_Task directions_. Quote the listing in full, exactly as given, minus any pictures.

_Data supplied_.
§

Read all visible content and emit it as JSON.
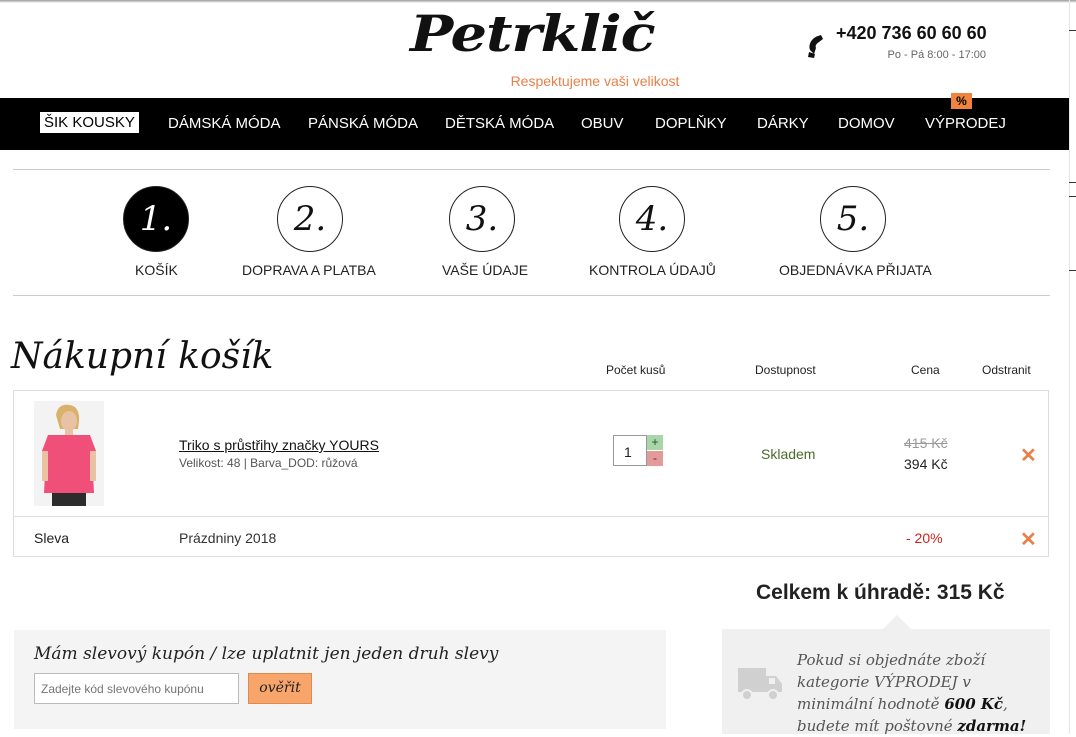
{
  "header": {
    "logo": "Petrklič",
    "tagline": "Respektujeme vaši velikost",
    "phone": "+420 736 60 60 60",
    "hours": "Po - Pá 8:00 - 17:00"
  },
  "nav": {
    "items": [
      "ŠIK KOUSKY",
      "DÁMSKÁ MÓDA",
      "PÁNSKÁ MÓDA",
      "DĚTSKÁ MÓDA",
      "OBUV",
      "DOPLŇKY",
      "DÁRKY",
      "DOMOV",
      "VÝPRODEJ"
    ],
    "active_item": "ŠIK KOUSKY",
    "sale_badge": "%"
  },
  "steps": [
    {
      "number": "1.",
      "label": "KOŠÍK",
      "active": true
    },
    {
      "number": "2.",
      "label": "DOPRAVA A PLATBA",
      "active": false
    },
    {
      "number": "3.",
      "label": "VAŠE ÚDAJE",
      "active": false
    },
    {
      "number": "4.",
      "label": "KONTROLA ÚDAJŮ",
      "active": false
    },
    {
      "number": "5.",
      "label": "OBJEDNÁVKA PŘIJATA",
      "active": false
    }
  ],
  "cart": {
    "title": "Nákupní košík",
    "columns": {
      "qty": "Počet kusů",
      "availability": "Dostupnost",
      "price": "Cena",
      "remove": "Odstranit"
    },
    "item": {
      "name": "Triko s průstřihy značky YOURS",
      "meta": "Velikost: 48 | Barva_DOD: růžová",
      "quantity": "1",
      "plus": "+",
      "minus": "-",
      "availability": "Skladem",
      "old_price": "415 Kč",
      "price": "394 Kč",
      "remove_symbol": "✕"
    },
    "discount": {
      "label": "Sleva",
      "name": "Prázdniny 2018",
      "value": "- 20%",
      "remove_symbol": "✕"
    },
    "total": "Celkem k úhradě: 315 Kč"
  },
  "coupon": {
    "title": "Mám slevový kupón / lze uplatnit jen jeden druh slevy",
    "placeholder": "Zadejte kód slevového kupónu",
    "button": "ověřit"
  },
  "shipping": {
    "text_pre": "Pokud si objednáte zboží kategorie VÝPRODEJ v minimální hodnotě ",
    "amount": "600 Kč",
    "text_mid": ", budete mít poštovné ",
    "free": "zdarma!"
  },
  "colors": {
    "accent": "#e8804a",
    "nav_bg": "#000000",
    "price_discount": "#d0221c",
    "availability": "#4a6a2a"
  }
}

§

_Solution to this exercise_.
Read all visible content and emit it as JSON.
{
  "header": {
    "logo": "Petrklič",
    "tagline": "Respektujeme vaši velikost",
    "phone": "+420 736 60 60 60",
    "hours": "Po - Pá 8:00 - 17:00"
  },
  "nav": {
    "items": [
      "ŠIK KOUSKY",
      "DÁMSKÁ MÓDA",
      "PÁNSKÁ MÓDA",
      "DĚTSKÁ MÓDA",
      "OBUV",
      "DOPLŇKY",
      "DÁRKY",
      "DOMOV",
      "VÝPRODEJ"
    ],
    "active_item": "ŠIK KOUSKY",
    "sale_badge": "%"
  },
  "steps": [
    {
      "number": "1.",
      "label": "KOŠÍK",
      "active": true
    },
    {
      "number": "2.",
      "label": "DOPRAVA A PLATBA",
      "active": false
    },
    {
      "number": "3.",
      "label": "VAŠE ÚDAJE",
      "active": false
    },
    {
      "number": "4.",
      "label": "KONTROLA ÚDAJŮ",
      "active": false
    },
    {
      "number": "5.",
      "label": "OBJEDNÁVKA PŘIJATA",
      "active": false
    }
  ],
  "cart": {
    "title": "Nákupní košík",
    "columns": {
      "qty": "Počet kusů",
      "availability": "Dostupnost",
      "price": "Cena",
      "remove": "Odstranit"
    },
    "item": {
      "name": "Triko s průstřihy značky YOURS",
      "meta": "Velikost: 48 | Barva_DOD: růžová",
      "quantity": "1",
      "plus": "+",
      "minus": "-",
      "availability": "Skladem",
      "old_price": "415 Kč",
      "price": "394 Kč",
      "remove_symbol": "✕"
    },
    "discount": {
      "label": "Sleva",
      "name": "Prázdniny 2018",
      "value": "- 20%",
      "remove_symbol": "✕"
    },
    "total": "Celkem k úhradě: 315 Kč"
  },
  "coupon": {
    "title": "Mám slevový kupón / lze uplatnit jen jeden druh slevy",
    "placeholder": "Zadejte kód slevového kupónu",
    "button": "ověřit"
  },
  "shipping": {
    "text_pre": "Pokud si objednáte zboží kategorie VÝPRODEJ v minimální hodnotě ",
    "amount": "600 Kč",
    "text_mid": ", budete mít poštovné ",
    "free": "zdarma!"
  },
  "colors": {
    "accent": "#e8804a",
    "nav_bg": "#000000",
    "price_discount": "#d0221c",
    "availability": "#4a6a2a"
  }
}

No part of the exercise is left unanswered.